What the exercise asks: All of the data below should be written out exactly.

Supplied records:
----------------
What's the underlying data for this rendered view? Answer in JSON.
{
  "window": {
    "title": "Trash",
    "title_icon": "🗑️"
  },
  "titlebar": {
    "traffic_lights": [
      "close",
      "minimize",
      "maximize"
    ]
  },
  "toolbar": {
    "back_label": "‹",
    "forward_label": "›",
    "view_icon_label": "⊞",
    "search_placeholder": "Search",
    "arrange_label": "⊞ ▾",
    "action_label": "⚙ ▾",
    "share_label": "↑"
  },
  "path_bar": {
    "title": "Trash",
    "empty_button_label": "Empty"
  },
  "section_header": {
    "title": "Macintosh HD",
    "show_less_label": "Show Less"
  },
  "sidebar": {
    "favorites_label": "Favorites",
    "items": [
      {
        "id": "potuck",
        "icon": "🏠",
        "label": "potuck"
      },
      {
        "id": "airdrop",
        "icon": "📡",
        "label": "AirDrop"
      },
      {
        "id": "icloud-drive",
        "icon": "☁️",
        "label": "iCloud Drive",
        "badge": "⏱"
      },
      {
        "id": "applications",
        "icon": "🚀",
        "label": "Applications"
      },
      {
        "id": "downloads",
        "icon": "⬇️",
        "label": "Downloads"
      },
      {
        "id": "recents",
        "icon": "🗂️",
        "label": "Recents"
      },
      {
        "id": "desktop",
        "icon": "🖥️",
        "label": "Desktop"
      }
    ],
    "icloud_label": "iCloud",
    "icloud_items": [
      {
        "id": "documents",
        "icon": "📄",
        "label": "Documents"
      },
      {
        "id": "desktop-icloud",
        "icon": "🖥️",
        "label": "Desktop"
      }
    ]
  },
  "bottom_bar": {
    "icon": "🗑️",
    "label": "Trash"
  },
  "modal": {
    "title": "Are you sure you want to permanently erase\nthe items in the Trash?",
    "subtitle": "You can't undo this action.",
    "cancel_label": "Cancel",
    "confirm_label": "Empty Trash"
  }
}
----------------
Answer for this exercise:
What's the underlying data for this rendered view? Answer in JSON.
{
  "window": {
    "title": "Trash",
    "title_icon": "🗑️"
  },
  "titlebar": {
    "traffic_lights": [
      "close",
      "minimize",
      "maximize"
    ]
  },
  "toolbar": {
    "back_label": "‹",
    "forward_label": "›",
    "view_icon_label": "⊞",
    "search_placeholder": "Search",
    "arrange_label": "⊞ ▾",
    "action_label": "⚙ ▾",
    "share_label": "↑"
  },
  "path_bar": {
    "title": "Trash",
    "empty_button_label": "Empty"
  },
  "section_header": {
    "title": "Macintosh HD",
    "show_less_label": "Show Less"
  },
  "sidebar": {
    "favorites_label": "Favorites",
    "items": [
      {
        "id": "potuck",
        "icon": "🏠",
        "label": "potuck"
      },
      {
        "id": "airdrop",
        "icon": "📡",
        "label": "AirDrop"
      },
      {
        "id": "icloud-drive",
        "icon": "☁️",
        "label": "iCloud Drive",
        "badge": "⏱"
      },
      {
        "id": "applications",
        "icon": "🚀",
        "label": "Applications"
      },
      {
        "id": "downloads",
        "icon": "⬇️",
        "label": "Downloads"
      },
      {
        "id": "recents",
        "icon": "🗂️",
        "label": "Recents"
      },
      {
        "id": "desktop",
        "icon": "🖥️",
        "label": "Desktop"
      }
    ],
    "icloud_label": "iCloud",
    "icloud_items": [
      {
        "id": "documents",
        "icon": "📄",
        "label": "Documents"
      },
      {
        "id": "desktop-icloud",
        "icon": "🖥️",
        "label": "Desktop"
      }
    ]
  },
  "bottom_bar": {
    "icon": "🗑️",
    "label": "Trash"
  },
  "modal": {
    "title": "Are you sure you want to permanently erase\nthe items in the Trash?",
    "subtitle": "You can't undo this action.",
    "cancel_label": "Cancel",
    "confirm_label": "Empty Trash"
  }
}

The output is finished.